Aim of the exercise: Wherever the string "البخاري" occurs in a line of these records, report that line.

--- begin Data in this exercise ---

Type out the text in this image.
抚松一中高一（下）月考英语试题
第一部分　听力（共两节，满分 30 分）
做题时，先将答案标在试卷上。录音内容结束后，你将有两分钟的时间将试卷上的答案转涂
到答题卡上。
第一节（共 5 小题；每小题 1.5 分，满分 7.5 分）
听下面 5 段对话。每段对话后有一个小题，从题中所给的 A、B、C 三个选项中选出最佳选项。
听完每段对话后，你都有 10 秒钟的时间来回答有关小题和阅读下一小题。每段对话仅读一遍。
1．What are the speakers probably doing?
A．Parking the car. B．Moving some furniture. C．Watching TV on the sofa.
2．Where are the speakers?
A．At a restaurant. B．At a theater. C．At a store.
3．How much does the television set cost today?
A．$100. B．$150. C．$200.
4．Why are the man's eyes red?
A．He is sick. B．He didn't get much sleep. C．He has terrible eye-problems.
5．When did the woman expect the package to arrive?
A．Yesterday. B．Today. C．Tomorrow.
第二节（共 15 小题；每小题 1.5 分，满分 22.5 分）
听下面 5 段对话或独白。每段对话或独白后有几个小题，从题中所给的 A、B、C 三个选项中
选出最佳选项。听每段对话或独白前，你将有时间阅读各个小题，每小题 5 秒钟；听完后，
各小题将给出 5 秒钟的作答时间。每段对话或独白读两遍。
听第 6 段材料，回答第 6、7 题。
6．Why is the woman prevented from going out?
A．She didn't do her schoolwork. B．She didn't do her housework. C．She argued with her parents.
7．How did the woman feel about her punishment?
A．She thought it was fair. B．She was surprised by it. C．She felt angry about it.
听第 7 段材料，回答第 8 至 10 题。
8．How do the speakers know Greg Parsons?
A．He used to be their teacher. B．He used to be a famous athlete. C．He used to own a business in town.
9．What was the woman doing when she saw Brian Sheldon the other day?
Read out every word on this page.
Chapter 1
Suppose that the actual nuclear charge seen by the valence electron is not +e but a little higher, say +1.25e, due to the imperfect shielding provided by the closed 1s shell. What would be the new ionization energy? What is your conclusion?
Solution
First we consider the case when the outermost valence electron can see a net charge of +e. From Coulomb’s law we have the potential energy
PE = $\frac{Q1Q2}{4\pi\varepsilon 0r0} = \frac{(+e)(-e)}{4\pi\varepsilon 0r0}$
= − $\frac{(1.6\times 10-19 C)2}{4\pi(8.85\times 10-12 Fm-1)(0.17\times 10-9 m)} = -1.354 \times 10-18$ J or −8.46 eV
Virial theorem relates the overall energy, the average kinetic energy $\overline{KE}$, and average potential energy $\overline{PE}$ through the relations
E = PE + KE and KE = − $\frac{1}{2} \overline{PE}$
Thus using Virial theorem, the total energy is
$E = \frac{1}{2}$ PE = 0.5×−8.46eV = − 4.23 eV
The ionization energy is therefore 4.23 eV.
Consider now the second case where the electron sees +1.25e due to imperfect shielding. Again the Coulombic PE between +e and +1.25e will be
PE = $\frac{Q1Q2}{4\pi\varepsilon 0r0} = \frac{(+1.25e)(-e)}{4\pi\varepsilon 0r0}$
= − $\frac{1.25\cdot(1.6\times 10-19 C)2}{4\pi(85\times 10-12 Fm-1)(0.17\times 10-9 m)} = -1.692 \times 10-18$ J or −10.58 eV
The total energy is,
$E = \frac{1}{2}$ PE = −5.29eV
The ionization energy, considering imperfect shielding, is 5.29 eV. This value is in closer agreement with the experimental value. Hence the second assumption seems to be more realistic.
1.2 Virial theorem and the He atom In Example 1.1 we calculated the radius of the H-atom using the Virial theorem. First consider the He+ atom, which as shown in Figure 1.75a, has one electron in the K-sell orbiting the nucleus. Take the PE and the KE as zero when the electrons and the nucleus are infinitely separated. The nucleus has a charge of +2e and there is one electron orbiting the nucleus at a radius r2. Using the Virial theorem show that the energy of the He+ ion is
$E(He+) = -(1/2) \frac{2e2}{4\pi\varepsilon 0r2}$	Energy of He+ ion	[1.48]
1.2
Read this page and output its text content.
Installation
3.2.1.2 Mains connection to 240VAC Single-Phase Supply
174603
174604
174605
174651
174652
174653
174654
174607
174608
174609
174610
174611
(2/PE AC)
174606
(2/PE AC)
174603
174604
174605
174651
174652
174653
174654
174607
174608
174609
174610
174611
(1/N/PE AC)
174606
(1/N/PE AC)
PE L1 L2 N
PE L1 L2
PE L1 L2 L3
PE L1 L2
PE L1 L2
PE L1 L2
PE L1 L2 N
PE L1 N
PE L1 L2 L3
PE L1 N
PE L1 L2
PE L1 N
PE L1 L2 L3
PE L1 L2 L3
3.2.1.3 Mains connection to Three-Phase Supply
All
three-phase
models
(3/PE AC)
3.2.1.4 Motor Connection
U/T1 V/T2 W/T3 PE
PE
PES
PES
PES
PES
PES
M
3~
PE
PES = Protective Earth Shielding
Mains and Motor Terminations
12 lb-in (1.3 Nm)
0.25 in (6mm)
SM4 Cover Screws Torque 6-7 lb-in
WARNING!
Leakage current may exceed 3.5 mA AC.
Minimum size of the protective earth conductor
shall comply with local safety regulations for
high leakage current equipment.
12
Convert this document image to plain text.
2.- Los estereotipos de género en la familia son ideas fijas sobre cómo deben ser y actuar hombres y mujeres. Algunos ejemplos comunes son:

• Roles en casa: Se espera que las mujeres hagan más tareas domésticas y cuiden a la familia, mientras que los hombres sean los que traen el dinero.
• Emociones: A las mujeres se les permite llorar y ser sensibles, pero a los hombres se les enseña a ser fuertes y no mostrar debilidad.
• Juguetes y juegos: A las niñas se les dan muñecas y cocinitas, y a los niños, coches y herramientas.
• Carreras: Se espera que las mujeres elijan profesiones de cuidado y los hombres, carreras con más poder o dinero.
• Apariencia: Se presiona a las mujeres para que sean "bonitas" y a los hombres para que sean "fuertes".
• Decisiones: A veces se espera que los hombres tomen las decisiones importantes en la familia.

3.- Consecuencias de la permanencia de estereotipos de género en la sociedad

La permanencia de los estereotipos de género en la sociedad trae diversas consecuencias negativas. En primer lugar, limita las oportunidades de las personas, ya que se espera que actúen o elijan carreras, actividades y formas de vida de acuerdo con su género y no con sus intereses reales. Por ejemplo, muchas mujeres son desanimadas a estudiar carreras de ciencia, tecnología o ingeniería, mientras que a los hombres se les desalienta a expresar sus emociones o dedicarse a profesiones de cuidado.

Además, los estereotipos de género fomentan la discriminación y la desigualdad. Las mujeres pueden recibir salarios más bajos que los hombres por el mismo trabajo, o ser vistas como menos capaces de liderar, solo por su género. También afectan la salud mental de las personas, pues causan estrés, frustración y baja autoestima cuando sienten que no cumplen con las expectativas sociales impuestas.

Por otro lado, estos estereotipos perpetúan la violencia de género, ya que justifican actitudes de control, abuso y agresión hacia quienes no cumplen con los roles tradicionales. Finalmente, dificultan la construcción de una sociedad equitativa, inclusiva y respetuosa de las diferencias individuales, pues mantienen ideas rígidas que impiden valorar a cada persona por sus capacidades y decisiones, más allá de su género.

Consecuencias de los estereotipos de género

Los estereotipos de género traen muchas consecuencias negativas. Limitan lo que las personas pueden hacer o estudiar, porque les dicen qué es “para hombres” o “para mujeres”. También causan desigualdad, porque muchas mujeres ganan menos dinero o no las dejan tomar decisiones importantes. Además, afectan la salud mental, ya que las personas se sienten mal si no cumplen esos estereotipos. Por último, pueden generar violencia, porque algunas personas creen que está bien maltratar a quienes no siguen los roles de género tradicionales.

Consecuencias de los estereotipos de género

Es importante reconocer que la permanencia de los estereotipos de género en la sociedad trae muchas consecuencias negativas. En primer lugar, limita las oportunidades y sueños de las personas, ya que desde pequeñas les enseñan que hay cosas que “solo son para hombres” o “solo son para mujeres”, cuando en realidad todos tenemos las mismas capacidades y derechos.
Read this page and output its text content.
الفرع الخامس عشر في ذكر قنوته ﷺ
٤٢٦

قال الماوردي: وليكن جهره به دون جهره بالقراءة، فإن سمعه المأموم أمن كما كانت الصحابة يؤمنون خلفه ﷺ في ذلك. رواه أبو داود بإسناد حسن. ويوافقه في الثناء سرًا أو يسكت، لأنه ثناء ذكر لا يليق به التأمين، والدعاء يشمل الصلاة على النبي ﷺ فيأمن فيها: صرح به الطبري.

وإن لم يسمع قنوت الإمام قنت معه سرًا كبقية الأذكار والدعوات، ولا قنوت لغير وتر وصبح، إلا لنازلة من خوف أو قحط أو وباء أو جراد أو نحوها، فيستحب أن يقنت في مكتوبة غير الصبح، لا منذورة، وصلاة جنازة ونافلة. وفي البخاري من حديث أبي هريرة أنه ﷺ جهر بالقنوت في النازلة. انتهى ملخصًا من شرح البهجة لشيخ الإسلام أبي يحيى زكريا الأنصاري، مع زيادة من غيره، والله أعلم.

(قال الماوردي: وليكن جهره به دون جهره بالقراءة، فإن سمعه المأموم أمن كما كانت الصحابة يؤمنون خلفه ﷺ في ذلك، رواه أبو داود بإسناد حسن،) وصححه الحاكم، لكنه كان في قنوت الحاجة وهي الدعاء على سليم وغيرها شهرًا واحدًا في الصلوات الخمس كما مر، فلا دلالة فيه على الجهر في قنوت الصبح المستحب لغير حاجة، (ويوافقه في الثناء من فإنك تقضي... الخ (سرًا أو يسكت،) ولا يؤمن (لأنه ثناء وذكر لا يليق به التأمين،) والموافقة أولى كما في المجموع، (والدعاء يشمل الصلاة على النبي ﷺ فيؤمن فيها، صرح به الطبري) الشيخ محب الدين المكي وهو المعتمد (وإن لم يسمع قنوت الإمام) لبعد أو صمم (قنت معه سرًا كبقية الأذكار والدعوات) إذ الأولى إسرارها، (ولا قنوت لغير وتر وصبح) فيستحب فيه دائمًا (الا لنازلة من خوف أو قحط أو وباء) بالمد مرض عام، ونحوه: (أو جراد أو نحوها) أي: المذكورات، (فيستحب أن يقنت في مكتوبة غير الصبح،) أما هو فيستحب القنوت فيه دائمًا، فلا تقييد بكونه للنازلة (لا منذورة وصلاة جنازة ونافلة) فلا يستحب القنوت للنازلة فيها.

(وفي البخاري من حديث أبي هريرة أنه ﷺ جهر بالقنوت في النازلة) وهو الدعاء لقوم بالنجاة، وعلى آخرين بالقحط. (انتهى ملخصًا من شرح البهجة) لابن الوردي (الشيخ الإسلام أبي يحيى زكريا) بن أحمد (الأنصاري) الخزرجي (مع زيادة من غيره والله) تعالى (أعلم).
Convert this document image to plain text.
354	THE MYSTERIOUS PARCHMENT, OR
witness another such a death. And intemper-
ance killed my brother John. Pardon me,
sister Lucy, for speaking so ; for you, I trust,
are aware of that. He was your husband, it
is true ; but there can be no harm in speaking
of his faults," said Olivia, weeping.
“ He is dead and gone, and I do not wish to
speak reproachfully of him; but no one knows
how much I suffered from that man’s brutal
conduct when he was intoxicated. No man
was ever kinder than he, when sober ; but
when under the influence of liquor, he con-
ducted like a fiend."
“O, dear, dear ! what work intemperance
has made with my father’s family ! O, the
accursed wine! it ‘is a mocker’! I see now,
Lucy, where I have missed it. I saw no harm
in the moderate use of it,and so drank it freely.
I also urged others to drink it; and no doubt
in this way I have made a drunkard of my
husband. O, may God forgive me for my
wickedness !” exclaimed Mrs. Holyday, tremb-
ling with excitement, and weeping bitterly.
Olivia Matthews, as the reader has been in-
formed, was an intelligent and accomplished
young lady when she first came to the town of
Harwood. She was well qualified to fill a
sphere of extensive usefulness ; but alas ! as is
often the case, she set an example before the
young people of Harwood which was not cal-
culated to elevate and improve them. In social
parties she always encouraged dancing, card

--- end Data in this exercise ---

Exercise answer:
وإن لم يسمع قنوت الإمام قنت معه سرًا كبقية الأذكار والدعوات، ولا قنوت لغير وتر وصبح، إلا لنازلة من خوف أو قحط أو وباء أو جراد أو نحوها، فيستحب أن يقنت في مكتوبة غير الصبح، لا منذورة، وصلاة جنازة ونافلة. وفي البخاري من حديث أبي هريرة أنه ﷺ جهر بالقنوت في النازلة. انتهى ملخصًا من شرح البهجة لشيخ الإسلام أبي يحيى زكريا الأنصاري، مع زيادة من غيره، والله أعلم.
(وفي البخاري من حديث أبي هريرة أنه ﷺ جهر بالقنوت في النازلة) وهو الدعاء لقوم بالنجاة، وعلى آخرين بالقحط. (انتهى ملخصًا من شرح البهجة) لابن الوردي (الشيخ الإسلام أبي يحيى زكريا) بن أحمد (الأنصاري) الخزرجي (مع زيادة من غيره والله) تعالى (أعلم).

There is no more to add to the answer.